● Data to process:
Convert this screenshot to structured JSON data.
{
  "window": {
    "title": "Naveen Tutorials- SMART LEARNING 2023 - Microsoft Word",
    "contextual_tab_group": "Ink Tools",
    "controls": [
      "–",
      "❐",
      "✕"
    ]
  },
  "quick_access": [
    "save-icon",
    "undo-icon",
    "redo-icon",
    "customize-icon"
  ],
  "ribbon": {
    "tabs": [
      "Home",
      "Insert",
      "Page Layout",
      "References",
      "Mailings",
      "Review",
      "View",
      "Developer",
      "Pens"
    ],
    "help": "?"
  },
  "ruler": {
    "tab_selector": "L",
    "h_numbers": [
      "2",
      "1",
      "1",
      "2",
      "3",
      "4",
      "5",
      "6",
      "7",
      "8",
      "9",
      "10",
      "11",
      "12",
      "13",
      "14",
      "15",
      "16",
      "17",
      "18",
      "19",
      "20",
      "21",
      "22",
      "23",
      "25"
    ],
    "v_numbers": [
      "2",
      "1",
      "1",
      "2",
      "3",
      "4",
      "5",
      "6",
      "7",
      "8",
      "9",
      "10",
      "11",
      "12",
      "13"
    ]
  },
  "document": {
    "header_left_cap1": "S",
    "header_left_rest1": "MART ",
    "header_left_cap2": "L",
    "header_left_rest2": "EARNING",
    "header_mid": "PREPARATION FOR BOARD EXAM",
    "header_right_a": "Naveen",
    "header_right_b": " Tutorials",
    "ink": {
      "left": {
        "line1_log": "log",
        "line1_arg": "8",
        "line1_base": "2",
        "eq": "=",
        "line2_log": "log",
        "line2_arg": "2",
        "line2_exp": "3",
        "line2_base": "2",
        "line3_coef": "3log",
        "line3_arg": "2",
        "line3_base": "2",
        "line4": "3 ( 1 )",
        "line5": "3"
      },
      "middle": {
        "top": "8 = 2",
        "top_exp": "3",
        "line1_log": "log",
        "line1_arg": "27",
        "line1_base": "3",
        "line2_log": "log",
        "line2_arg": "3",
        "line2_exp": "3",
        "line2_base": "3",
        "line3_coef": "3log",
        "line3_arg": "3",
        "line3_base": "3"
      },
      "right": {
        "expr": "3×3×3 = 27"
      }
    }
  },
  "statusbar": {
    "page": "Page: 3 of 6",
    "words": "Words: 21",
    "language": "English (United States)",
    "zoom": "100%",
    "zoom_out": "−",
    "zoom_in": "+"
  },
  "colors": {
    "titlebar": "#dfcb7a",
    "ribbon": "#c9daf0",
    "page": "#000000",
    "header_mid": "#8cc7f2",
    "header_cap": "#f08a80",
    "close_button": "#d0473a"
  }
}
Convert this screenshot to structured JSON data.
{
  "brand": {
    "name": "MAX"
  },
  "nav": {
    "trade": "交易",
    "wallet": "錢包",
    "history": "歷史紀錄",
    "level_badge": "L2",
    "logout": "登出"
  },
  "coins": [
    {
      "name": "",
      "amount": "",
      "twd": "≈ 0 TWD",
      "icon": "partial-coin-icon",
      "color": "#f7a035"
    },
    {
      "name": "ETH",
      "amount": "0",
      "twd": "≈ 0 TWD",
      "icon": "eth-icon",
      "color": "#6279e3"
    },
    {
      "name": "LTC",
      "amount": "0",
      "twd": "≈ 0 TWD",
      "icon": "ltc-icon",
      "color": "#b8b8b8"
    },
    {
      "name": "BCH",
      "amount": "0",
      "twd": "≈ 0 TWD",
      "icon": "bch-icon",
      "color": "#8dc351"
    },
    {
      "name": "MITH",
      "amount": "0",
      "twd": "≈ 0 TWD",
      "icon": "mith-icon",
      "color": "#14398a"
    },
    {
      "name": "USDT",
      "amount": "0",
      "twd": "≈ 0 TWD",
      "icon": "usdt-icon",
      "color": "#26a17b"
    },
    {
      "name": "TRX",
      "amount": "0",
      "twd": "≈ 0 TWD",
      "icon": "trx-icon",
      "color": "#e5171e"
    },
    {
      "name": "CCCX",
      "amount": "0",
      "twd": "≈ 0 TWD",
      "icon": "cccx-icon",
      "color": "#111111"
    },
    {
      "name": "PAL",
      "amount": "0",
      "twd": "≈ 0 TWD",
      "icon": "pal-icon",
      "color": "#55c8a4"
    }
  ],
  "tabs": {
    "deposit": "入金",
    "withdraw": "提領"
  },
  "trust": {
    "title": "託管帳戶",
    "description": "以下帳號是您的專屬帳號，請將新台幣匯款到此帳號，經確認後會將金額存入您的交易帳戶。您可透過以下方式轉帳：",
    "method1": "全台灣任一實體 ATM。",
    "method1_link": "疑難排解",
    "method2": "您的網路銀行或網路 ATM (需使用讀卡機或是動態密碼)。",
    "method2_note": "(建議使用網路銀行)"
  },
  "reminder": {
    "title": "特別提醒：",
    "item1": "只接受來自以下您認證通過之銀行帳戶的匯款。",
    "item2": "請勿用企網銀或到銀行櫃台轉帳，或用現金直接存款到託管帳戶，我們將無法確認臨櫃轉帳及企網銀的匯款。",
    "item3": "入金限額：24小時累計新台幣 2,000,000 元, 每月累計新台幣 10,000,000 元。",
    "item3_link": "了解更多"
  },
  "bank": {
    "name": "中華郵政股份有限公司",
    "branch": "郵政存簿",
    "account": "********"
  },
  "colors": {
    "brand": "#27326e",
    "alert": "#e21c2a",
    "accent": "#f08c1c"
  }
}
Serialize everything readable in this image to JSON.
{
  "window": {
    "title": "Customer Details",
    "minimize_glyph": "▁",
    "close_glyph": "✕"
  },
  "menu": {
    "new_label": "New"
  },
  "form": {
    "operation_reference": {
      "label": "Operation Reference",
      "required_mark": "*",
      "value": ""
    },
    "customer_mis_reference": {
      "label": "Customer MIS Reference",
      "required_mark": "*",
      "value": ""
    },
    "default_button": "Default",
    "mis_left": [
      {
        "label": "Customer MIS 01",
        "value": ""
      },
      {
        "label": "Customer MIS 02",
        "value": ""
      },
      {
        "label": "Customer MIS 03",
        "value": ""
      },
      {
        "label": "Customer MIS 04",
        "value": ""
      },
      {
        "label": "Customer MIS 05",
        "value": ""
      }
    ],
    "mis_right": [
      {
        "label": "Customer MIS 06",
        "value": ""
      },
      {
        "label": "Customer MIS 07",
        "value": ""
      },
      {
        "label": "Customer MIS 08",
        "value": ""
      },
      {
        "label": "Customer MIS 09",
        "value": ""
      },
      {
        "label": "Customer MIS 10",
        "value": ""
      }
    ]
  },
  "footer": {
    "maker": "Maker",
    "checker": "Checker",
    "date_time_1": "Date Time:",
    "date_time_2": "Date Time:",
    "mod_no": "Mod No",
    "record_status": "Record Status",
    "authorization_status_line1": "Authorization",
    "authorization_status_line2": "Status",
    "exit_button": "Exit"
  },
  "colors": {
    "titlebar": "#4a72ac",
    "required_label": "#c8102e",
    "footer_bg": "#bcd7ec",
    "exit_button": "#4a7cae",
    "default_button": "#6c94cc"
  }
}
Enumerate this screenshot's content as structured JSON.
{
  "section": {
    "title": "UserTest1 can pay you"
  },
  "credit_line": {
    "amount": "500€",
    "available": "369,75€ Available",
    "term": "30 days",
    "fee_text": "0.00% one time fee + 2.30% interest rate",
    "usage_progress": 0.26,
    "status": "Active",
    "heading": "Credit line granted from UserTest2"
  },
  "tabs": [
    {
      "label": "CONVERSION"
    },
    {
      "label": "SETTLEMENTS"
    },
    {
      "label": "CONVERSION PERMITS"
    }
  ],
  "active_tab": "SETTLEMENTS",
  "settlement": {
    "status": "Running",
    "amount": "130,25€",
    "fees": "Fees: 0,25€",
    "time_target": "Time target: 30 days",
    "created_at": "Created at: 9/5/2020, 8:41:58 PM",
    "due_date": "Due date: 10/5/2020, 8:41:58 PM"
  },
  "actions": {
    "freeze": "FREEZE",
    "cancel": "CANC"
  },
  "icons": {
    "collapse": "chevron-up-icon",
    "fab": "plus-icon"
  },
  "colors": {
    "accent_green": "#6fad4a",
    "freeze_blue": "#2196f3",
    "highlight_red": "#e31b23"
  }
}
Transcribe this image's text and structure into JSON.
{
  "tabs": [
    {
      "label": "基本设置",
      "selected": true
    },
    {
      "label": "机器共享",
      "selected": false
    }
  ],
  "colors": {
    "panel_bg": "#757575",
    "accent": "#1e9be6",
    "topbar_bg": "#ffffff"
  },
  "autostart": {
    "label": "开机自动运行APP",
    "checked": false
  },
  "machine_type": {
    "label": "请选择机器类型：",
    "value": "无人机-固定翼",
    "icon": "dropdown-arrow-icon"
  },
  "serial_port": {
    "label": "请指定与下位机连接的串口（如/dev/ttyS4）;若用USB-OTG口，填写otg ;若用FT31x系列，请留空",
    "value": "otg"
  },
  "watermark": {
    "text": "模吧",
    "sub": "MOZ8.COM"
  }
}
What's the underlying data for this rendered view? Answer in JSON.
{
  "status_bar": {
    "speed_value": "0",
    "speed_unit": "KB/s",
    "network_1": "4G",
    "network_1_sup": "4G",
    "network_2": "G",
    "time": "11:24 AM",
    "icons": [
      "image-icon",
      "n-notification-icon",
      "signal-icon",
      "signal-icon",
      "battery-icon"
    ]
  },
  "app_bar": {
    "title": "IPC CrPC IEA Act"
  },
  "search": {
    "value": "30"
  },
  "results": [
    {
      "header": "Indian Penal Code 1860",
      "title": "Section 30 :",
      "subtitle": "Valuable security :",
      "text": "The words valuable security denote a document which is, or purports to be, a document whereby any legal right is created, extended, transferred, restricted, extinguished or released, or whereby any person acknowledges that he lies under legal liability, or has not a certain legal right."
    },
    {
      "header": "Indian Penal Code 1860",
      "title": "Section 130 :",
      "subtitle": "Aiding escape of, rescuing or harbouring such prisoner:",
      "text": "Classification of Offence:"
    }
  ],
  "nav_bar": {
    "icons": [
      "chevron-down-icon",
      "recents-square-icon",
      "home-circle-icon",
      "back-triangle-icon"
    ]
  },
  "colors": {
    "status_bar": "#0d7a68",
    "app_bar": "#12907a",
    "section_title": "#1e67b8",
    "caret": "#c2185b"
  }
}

● Stated exercise: Only the number is needed: state how many lines in the listing contain "CONVERSION".

● Output of the task: 2